Task instructions: Go through the records and extract every line with the word "this".

Dataset records:
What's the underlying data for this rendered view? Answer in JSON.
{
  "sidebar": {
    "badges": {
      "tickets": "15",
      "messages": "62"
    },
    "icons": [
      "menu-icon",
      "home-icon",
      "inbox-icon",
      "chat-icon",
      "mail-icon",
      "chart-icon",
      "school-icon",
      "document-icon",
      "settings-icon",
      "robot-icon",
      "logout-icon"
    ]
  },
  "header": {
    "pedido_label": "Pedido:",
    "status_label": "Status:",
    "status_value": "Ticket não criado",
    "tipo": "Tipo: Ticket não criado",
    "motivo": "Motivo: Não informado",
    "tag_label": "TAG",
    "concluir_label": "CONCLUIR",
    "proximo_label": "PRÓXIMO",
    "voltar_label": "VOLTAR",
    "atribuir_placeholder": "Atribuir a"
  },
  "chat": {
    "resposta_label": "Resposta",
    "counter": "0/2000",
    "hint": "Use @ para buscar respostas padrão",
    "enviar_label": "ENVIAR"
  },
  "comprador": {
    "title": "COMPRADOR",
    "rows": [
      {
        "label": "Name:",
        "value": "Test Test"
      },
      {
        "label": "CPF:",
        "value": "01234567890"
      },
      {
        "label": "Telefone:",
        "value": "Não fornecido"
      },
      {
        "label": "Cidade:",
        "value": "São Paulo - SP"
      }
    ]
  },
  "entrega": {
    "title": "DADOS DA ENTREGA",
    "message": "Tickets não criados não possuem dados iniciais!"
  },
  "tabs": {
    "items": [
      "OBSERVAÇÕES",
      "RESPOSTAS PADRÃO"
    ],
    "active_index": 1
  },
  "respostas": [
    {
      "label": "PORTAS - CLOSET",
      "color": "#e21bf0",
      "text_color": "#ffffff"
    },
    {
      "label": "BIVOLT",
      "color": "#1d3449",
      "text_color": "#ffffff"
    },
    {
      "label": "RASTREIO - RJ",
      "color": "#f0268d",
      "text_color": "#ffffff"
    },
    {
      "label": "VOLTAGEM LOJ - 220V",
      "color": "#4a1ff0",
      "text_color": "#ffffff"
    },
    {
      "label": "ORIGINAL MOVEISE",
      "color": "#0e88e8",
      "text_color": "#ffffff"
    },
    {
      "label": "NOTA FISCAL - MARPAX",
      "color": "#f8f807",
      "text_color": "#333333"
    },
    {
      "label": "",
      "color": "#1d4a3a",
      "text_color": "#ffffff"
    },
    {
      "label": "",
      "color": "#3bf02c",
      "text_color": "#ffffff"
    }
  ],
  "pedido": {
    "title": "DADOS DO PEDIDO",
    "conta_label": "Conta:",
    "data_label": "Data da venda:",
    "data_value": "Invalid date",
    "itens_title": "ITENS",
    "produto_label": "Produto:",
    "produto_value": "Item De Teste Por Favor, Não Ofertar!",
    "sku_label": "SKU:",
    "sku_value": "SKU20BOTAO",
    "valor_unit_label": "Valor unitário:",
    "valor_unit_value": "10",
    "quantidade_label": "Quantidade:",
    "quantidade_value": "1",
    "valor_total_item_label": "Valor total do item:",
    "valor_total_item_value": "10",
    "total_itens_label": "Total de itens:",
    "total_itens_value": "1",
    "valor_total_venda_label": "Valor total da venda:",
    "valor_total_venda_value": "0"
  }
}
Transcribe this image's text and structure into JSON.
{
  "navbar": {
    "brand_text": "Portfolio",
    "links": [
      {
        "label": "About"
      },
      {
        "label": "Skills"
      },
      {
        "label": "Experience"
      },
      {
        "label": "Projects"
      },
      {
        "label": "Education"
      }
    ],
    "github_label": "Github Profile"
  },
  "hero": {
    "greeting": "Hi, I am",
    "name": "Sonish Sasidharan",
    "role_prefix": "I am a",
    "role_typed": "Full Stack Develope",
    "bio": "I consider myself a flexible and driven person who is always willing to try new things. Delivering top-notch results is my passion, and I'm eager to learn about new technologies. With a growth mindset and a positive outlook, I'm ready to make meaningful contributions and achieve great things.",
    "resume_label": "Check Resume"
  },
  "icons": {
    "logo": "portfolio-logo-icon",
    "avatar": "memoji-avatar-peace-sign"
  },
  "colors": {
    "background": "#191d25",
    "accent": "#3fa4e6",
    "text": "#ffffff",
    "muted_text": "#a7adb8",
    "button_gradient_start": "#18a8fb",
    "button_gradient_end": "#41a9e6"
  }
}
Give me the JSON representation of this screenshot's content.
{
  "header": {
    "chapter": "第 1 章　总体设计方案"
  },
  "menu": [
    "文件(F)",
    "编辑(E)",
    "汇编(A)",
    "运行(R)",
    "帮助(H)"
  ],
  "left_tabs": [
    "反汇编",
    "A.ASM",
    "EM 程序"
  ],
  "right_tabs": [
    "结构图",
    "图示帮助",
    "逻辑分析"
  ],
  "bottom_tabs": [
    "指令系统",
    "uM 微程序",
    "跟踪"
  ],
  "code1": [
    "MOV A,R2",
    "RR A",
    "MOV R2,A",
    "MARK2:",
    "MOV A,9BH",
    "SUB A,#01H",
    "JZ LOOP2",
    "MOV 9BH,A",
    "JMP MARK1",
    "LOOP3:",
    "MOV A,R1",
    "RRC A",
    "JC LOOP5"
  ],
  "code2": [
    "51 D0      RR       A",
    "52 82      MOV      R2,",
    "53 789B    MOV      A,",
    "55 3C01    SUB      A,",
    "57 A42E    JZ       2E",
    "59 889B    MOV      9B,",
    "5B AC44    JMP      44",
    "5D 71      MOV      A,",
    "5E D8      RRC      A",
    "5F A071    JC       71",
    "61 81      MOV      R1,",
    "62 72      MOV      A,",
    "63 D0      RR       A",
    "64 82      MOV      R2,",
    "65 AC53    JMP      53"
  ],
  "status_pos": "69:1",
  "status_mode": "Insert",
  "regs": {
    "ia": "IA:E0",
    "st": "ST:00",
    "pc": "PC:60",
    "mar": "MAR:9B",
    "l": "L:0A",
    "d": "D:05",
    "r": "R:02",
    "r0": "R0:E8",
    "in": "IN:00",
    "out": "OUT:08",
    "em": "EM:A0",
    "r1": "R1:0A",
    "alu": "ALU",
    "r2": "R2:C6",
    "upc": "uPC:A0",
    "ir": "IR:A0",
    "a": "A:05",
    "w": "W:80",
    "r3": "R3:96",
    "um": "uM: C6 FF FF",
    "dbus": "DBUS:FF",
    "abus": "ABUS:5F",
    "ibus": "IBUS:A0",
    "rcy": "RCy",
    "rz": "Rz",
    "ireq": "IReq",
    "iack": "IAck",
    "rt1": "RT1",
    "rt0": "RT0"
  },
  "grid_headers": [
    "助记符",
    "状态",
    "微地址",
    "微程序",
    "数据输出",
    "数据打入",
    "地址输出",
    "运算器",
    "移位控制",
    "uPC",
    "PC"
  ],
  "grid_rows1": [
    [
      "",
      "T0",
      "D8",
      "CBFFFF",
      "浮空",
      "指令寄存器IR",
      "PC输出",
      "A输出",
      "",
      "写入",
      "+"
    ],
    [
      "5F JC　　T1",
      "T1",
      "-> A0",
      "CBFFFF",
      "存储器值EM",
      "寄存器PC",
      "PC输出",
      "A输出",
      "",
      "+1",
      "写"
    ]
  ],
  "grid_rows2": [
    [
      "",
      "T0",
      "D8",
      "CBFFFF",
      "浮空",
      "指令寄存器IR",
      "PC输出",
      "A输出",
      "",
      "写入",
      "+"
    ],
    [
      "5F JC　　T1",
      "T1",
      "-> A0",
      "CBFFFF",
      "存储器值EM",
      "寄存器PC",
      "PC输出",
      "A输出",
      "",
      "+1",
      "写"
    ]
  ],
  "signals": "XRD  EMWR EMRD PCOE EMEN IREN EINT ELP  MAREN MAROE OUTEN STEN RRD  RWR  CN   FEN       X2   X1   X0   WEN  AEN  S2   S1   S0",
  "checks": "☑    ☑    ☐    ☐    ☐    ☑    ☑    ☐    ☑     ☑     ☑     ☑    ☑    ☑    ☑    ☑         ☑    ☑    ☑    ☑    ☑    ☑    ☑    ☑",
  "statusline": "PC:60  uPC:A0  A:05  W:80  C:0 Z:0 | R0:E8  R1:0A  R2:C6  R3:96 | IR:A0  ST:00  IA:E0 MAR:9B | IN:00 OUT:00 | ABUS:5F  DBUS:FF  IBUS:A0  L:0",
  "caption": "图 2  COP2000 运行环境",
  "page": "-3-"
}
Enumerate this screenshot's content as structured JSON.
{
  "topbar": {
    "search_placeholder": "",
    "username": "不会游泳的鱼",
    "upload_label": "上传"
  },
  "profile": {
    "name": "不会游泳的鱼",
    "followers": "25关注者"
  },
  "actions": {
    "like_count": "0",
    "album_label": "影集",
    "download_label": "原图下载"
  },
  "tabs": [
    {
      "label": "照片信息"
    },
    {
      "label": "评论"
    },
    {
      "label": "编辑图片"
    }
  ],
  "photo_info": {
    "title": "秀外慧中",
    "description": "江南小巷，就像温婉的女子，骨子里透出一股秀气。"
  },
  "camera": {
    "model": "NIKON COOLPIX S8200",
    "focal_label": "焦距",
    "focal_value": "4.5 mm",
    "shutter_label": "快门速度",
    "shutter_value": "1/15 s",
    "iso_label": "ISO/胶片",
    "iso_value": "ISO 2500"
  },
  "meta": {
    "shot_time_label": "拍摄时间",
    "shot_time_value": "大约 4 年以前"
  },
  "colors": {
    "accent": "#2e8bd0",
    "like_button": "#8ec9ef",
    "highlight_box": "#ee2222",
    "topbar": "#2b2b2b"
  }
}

Output of the exercise:
What's the underlying data for this rendered view? Answer in JSON.
Transcribe this image's text and structure into JSON.
Give me the JSON representation of this screenshot's content.
Enumerate this screenshot's content as structured JSON.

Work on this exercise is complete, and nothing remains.